Task brief >>
For the data below, work out how many lines include the string "ZAIDI" and report only the number.

■ ■ ■

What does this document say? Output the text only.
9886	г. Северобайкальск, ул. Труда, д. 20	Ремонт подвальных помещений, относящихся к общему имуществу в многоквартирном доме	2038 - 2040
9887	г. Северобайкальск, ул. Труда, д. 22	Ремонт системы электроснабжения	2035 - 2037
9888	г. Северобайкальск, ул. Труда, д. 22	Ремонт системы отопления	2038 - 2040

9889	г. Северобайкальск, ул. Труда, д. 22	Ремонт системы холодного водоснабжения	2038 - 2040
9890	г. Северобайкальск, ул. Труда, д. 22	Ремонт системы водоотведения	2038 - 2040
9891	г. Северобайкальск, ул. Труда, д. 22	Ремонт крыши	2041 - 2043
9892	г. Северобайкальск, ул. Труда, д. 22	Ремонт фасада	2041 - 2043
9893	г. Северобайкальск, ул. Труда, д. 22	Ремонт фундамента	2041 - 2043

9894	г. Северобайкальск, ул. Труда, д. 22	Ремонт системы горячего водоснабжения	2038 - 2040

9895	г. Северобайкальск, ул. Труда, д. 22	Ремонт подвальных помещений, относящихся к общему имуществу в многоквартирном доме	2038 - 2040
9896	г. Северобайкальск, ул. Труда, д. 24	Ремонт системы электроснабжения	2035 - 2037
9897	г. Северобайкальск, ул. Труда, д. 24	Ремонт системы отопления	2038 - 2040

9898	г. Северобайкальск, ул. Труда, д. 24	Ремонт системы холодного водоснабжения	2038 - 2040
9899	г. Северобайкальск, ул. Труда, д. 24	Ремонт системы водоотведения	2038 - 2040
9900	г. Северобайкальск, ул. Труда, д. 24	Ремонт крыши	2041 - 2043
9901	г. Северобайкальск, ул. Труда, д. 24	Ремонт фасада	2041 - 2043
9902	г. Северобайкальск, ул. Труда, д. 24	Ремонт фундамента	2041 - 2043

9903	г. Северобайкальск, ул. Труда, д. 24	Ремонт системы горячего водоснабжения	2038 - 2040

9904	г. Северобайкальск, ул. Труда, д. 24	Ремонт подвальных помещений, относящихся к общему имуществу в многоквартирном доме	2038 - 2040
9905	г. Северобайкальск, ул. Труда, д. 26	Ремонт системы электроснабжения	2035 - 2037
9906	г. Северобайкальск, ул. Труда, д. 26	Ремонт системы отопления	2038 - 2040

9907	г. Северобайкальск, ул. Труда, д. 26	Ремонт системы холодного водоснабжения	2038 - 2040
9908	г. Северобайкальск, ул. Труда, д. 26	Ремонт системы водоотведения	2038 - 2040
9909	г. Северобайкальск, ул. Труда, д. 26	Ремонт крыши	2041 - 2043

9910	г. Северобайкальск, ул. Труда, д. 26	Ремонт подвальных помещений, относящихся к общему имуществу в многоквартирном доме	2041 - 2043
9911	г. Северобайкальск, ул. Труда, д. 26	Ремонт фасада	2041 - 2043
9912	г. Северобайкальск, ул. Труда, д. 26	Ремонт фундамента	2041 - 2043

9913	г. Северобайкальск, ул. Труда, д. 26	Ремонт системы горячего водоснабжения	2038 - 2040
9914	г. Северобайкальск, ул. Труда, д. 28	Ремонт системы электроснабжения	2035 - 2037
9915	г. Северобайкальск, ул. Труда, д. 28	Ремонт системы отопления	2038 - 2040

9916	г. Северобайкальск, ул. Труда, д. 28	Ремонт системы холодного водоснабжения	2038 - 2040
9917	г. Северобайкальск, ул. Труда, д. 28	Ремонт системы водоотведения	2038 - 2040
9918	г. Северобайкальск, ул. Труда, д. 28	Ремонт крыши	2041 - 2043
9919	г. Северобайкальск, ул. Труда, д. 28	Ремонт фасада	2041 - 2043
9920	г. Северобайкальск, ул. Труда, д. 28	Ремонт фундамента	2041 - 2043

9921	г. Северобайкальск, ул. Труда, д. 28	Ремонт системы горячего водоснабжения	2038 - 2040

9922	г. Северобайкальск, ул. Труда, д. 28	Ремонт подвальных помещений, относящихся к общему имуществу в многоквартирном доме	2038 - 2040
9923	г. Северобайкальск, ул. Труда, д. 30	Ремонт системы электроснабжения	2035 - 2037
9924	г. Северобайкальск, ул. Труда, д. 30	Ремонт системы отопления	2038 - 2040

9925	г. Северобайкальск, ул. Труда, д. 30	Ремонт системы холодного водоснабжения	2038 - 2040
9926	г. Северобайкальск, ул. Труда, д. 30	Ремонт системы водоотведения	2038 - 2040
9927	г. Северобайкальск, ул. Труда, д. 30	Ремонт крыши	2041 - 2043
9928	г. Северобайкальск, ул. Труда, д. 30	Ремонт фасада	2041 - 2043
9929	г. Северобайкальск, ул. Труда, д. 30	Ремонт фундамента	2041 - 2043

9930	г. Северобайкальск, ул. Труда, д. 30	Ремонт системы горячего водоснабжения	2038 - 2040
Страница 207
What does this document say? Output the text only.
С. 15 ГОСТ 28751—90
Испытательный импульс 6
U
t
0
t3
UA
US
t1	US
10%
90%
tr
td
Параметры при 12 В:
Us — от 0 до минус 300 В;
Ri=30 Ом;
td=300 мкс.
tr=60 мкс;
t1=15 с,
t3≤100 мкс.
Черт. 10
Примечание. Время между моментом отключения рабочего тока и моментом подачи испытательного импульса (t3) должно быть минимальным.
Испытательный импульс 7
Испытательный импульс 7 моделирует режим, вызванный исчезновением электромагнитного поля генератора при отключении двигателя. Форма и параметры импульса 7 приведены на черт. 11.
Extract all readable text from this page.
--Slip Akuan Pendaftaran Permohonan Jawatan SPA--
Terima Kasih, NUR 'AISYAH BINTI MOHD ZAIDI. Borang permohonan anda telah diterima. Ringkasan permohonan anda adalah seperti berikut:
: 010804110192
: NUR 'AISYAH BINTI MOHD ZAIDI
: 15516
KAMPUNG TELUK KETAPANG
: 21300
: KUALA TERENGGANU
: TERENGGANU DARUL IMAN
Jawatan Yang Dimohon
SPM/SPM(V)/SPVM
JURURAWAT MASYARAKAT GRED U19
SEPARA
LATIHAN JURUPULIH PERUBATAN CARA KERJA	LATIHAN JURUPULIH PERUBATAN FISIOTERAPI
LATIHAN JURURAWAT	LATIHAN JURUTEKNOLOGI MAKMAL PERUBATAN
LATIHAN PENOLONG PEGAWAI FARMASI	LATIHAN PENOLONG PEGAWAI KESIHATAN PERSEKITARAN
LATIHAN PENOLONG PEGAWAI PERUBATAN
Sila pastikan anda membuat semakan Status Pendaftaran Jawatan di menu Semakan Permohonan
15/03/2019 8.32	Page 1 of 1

■ ■ ■

Output for this exercise >>
2